Brief: Which lines hold the word "Expression"? Copy each one.

Records for processing:
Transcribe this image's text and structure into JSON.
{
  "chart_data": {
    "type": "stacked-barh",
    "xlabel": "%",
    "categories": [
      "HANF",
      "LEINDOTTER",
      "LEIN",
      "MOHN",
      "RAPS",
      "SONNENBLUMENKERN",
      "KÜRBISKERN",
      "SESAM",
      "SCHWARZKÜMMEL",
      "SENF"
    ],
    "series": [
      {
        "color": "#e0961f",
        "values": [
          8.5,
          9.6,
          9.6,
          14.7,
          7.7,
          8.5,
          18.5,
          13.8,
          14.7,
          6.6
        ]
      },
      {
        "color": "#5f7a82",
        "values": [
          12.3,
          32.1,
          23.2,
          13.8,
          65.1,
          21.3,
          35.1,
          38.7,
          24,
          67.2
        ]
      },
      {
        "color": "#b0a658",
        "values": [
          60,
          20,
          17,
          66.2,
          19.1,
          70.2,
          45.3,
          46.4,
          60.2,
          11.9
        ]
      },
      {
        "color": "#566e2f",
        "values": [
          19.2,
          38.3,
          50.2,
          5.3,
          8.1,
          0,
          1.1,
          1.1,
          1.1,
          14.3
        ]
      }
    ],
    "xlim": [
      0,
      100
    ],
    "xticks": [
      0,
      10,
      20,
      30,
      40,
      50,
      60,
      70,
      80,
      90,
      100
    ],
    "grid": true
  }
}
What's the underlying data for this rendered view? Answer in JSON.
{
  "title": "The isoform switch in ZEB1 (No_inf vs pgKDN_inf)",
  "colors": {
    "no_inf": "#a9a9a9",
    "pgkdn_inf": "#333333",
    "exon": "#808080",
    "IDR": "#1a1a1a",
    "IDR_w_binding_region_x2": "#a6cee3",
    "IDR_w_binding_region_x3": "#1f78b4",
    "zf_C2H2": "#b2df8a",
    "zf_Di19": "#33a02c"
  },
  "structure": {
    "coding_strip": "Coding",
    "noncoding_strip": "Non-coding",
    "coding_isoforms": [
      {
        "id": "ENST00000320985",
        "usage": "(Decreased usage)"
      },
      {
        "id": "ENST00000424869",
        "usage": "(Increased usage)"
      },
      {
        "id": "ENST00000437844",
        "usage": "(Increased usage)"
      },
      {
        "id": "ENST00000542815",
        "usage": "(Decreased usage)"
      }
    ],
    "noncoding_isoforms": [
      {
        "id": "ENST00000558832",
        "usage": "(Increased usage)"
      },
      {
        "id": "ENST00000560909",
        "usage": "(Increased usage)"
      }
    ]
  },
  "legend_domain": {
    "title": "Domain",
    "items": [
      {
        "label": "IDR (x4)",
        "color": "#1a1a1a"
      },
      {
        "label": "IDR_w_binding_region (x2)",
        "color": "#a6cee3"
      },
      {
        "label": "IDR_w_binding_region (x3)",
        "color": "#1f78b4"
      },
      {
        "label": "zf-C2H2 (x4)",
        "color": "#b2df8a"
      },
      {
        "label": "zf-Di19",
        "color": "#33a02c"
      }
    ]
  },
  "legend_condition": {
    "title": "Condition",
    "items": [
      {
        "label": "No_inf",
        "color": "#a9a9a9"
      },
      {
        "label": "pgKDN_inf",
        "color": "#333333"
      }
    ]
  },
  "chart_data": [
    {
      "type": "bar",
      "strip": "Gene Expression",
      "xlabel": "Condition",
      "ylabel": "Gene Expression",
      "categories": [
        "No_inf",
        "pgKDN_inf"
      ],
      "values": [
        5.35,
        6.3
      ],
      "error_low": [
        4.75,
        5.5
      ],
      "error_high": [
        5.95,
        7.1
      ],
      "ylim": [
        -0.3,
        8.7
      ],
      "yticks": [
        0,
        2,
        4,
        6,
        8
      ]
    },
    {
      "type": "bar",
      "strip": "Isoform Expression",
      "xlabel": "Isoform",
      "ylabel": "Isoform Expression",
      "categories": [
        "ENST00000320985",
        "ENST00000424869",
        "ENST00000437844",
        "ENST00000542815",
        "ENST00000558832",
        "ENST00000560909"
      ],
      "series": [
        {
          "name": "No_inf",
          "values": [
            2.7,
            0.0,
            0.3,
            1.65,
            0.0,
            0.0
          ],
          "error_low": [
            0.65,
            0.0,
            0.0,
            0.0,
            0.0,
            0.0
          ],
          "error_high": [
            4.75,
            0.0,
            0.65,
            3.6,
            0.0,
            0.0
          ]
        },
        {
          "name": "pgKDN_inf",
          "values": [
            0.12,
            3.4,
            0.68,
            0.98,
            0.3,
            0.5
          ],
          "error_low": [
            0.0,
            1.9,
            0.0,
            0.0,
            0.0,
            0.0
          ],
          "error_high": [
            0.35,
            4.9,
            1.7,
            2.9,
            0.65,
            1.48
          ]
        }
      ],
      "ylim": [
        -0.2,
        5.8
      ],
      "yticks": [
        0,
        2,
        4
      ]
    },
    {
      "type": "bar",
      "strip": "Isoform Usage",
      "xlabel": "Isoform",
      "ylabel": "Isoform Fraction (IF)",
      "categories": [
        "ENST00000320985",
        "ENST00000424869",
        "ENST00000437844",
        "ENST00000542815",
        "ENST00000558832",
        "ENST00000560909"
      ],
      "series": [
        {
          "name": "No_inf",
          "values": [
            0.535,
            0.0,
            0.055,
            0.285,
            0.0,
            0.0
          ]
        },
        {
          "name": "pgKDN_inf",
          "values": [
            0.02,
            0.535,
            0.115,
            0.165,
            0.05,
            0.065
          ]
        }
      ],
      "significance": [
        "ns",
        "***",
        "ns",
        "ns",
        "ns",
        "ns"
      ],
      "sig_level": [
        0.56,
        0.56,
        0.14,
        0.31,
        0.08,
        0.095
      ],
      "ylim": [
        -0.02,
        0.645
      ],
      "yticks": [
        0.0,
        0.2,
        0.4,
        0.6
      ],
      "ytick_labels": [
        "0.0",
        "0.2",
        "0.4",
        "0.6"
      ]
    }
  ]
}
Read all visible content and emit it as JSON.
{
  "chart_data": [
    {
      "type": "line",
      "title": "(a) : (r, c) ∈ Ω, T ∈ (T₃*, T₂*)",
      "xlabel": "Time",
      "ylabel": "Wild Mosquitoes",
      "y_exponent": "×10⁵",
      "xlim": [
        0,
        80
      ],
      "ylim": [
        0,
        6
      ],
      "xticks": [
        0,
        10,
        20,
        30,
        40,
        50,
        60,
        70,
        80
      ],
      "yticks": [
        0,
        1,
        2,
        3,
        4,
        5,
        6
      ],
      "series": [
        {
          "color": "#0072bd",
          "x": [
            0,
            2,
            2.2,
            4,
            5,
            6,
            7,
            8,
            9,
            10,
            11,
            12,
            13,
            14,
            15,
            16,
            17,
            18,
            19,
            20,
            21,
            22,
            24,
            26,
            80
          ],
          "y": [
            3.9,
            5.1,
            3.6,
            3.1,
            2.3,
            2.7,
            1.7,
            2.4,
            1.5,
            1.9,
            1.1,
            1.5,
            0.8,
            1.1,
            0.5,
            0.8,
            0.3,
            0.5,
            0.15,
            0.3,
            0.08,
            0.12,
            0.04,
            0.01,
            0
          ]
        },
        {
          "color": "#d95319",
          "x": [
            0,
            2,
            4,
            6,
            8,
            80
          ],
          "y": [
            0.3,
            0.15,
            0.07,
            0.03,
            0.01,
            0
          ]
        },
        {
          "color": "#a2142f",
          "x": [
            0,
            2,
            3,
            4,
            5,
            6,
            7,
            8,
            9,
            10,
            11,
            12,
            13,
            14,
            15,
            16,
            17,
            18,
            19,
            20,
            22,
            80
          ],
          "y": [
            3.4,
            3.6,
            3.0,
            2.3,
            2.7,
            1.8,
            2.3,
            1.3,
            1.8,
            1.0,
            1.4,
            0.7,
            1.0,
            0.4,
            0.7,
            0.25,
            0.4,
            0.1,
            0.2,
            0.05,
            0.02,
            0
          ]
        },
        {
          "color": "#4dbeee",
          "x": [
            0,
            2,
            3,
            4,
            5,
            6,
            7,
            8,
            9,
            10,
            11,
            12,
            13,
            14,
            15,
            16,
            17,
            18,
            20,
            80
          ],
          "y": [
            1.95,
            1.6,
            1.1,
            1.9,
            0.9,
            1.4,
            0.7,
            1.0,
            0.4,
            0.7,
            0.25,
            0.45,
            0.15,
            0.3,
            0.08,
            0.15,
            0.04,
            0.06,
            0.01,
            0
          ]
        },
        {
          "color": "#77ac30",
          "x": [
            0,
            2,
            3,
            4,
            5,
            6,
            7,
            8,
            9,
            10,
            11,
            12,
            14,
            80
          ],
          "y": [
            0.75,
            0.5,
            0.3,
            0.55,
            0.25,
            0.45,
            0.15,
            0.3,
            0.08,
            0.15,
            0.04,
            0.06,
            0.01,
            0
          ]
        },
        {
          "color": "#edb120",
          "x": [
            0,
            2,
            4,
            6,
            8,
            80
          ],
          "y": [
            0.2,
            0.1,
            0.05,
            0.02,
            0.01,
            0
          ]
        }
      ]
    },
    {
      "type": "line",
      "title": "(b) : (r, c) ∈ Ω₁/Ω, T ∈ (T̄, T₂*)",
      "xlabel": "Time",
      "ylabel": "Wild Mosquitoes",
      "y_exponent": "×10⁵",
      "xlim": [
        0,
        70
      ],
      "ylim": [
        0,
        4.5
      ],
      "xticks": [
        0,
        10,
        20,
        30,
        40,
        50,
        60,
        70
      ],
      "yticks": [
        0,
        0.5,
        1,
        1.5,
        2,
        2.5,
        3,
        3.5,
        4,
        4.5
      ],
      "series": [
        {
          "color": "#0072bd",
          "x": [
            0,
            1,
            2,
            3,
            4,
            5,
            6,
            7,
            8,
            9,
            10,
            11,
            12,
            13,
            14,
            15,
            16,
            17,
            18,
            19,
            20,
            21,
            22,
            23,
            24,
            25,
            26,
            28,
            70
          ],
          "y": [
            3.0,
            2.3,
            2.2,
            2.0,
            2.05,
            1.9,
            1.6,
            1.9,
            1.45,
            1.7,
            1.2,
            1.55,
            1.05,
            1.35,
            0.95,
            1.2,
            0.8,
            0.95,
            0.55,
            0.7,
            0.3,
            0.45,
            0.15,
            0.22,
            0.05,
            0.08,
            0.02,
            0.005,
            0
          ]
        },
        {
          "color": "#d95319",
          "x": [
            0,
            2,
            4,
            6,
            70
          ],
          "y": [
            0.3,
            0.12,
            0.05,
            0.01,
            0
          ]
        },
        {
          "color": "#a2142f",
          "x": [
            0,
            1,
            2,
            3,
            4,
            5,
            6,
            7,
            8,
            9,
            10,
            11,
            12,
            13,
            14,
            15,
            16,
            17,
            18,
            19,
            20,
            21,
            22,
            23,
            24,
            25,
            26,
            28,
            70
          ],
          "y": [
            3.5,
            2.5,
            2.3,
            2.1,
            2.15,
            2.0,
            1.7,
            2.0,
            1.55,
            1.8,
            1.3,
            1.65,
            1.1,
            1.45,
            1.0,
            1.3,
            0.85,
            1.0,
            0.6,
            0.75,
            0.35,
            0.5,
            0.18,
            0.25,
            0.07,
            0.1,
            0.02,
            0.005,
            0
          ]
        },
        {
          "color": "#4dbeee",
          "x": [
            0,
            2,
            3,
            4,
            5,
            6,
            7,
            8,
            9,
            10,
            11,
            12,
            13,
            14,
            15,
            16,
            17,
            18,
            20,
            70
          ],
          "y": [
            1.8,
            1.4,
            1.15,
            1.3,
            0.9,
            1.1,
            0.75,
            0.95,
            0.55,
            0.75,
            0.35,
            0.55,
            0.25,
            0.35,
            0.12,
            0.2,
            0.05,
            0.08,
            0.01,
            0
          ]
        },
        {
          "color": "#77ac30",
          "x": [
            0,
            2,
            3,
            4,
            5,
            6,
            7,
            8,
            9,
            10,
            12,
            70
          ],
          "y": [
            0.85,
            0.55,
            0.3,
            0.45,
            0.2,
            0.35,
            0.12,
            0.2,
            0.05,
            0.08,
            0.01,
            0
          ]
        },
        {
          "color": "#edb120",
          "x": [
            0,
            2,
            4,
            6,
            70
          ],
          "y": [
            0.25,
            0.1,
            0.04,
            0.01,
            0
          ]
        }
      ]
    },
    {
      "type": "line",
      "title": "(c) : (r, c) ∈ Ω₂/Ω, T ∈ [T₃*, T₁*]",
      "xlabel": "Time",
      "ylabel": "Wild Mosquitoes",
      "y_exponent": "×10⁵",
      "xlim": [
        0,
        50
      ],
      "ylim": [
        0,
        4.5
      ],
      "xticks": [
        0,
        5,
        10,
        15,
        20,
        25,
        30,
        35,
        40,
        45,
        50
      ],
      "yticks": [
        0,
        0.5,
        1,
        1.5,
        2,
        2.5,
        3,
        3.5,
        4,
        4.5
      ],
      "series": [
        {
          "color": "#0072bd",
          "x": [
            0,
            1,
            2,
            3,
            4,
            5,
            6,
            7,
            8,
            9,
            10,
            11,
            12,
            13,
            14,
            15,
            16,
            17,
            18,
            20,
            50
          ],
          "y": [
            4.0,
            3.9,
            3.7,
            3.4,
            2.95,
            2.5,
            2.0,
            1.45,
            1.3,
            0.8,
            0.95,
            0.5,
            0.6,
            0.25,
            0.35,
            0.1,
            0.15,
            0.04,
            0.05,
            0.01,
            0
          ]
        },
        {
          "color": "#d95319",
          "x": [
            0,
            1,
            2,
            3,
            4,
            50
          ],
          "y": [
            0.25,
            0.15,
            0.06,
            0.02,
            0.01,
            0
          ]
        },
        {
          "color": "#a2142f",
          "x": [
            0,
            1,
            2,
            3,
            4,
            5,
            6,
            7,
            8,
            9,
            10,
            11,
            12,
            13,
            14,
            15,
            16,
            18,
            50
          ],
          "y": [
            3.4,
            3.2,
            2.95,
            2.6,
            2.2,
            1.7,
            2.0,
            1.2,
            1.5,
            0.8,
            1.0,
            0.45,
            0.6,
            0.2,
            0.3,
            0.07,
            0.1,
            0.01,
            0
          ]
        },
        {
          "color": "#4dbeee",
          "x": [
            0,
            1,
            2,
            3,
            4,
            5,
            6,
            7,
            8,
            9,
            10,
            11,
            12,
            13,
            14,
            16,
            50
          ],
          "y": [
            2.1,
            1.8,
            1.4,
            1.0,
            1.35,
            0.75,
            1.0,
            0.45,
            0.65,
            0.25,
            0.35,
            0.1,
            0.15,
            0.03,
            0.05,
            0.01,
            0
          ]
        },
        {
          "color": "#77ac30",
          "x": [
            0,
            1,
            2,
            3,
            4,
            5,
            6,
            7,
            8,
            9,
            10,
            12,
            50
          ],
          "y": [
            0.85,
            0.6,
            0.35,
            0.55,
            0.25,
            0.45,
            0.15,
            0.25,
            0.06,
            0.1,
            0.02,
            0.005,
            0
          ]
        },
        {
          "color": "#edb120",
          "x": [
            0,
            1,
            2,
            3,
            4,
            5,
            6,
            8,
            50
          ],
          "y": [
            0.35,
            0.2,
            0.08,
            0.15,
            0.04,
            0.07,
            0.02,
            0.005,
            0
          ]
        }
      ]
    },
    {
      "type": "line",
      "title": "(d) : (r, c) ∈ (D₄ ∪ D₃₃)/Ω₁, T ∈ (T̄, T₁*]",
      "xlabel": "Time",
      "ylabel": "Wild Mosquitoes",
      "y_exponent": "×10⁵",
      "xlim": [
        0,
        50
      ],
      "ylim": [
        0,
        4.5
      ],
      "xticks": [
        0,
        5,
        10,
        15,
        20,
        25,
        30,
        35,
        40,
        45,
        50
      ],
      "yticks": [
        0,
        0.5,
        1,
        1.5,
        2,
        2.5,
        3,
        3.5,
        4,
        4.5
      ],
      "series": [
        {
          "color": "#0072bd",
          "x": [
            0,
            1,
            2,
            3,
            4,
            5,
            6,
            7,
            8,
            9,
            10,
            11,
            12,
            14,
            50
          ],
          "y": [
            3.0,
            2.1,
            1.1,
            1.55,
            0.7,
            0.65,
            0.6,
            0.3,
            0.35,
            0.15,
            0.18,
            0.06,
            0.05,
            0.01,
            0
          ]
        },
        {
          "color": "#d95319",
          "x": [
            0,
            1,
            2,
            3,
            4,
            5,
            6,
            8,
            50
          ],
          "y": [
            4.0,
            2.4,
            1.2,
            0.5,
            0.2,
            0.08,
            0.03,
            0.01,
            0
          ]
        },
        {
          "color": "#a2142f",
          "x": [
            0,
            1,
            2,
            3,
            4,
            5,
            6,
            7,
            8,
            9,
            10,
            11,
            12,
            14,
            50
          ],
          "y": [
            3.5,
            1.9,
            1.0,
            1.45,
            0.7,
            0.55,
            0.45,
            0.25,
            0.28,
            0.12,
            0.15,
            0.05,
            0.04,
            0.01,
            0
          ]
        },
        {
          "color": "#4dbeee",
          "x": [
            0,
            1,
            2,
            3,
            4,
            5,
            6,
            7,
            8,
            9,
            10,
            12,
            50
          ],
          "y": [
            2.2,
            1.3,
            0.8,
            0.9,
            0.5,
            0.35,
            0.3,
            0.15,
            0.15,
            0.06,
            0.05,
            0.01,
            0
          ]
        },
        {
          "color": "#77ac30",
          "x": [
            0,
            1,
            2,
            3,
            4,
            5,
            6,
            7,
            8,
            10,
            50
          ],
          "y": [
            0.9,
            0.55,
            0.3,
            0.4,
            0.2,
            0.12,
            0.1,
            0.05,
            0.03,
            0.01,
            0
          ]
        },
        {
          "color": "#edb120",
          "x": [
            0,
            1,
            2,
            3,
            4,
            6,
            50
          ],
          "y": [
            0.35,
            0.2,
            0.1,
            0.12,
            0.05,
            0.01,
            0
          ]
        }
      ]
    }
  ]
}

Written reply:
      "strip": "Gene Expression",
      "ylabel": "Gene Expression",
      "strip": "Isoform Expression",
      "ylabel": "Isoform Expression",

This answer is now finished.